━━━━━ INPUT DATA

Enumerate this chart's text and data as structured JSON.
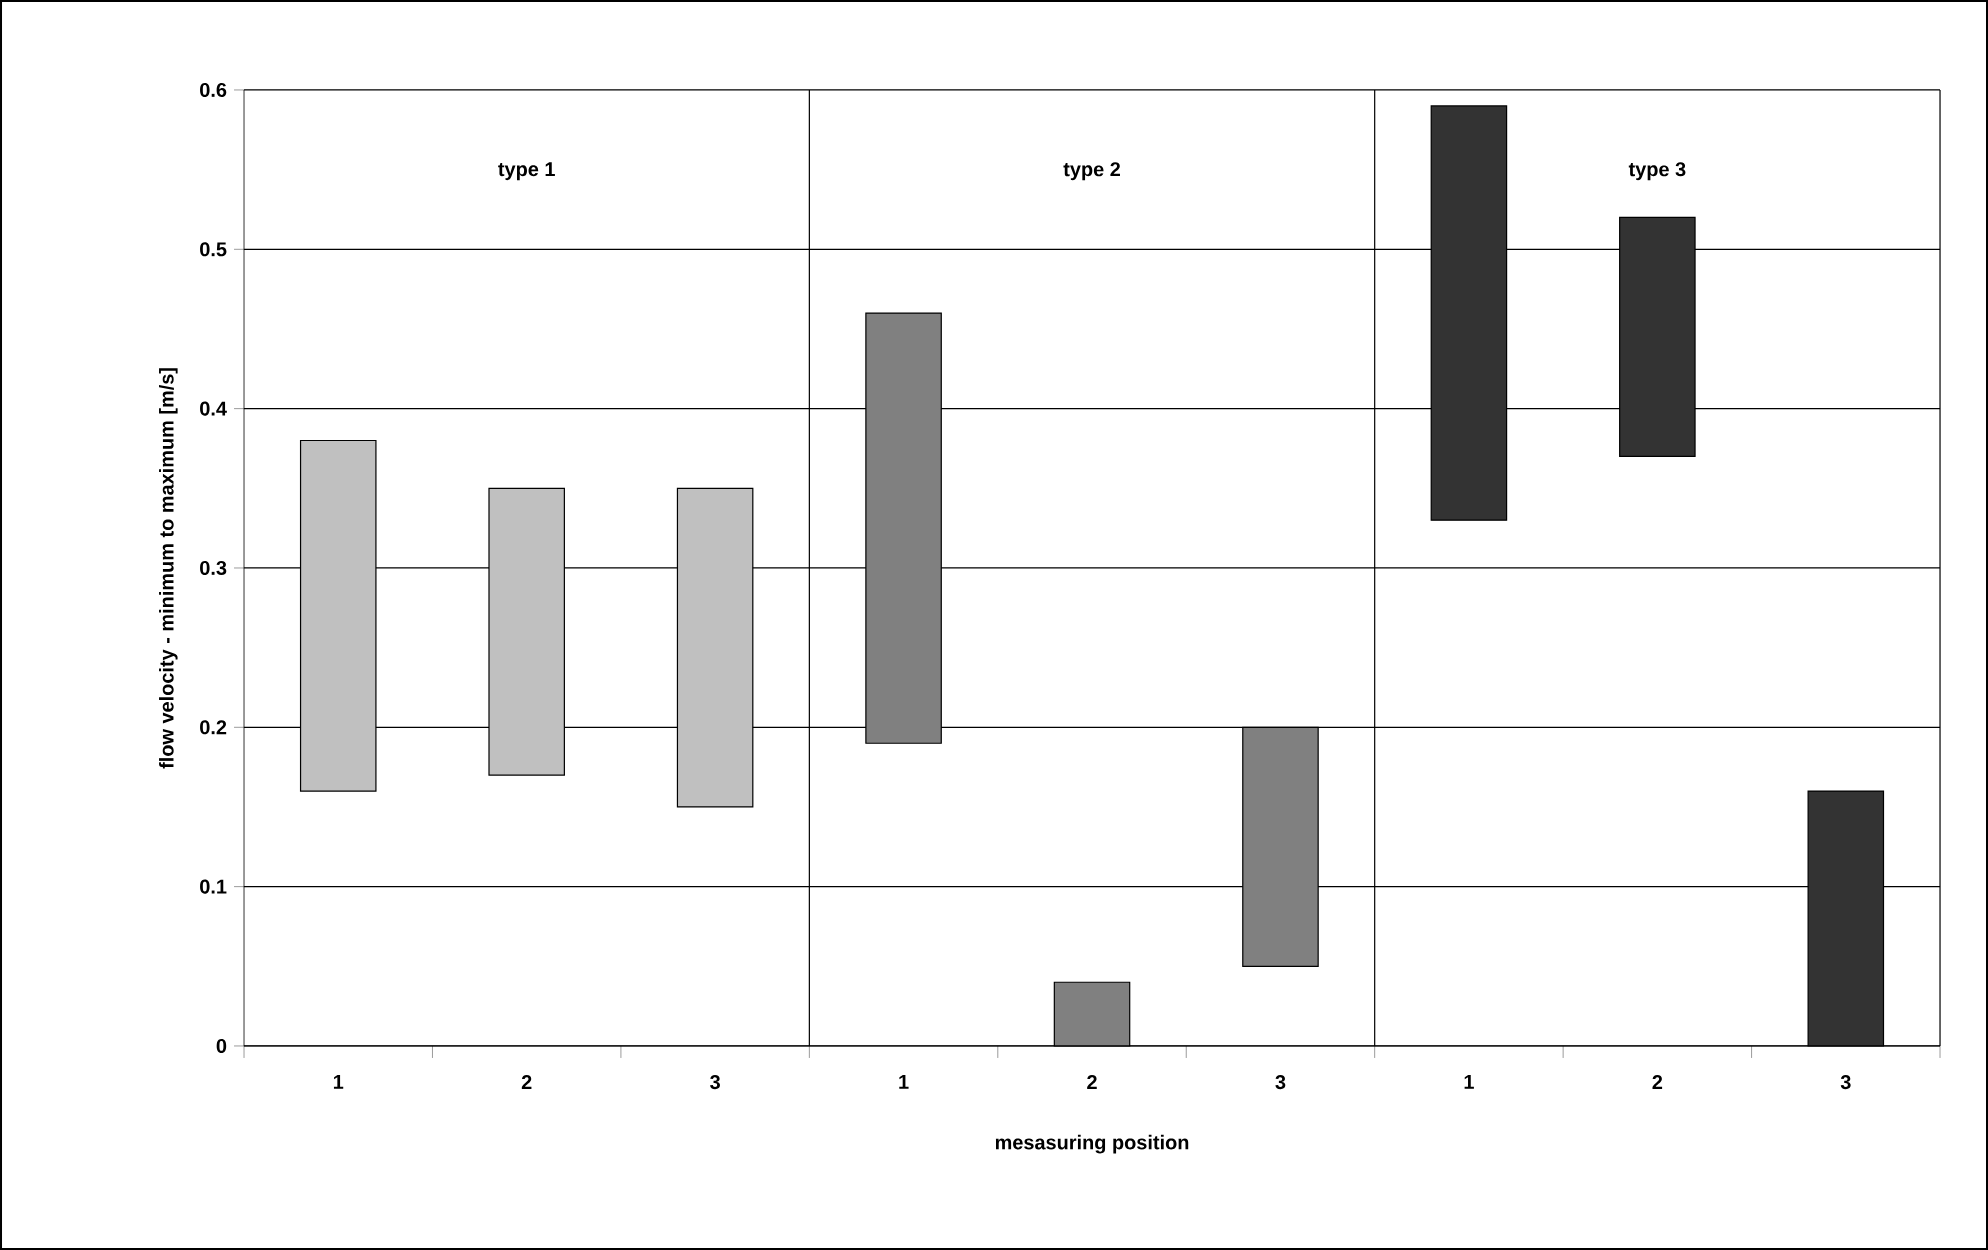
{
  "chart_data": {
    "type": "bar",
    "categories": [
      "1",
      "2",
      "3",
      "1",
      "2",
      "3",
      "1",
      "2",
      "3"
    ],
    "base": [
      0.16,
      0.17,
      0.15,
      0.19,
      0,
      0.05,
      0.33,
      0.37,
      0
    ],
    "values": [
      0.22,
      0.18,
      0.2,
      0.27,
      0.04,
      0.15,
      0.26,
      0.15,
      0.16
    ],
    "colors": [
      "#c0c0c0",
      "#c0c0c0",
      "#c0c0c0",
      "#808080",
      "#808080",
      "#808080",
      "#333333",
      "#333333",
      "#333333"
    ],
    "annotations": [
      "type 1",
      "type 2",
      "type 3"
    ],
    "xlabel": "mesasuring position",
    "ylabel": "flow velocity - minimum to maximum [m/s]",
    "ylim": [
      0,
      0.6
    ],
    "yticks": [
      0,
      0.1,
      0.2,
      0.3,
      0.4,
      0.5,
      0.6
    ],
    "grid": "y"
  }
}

━━━━━━━━━━

--- WRITTEN EXERCISE ---
Write out every line above exactly as it is, leaving out the pictures.

--- WORKED ANSWER ---
Enumerate this chart's text and data as structured JSON.
{
  "chart_data": {
    "type": "bar",
    "categories": [
      "1",
      "2",
      "3",
      "1",
      "2",
      "3",
      "1",
      "2",
      "3"
    ],
    "base": [
      0.16,
      0.17,
      0.15,
      0.19,
      0,
      0.05,
      0.33,
      0.37,
      0
    ],
    "values": [
      0.22,
      0.18,
      0.2,
      0.27,
      0.04,
      0.15,
      0.26,
      0.15,
      0.16
    ],
    "colors": [
      "#c0c0c0",
      "#c0c0c0",
      "#c0c0c0",
      "#808080",
      "#808080",
      "#808080",
      "#333333",
      "#333333",
      "#333333"
    ],
    "annotations": [
      "type 1",
      "type 2",
      "type 3"
    ],
    "xlabel": "mesasuring position",
    "ylabel": "flow velocity - minimum to maximum [m/s]",
    "ylim": [
      0,
      0.6
    ],
    "yticks": [
      0,
      0.1,
      0.2,
      0.3,
      0.4,
      0.5,
      0.6
    ],
    "grid": "y"
  }
}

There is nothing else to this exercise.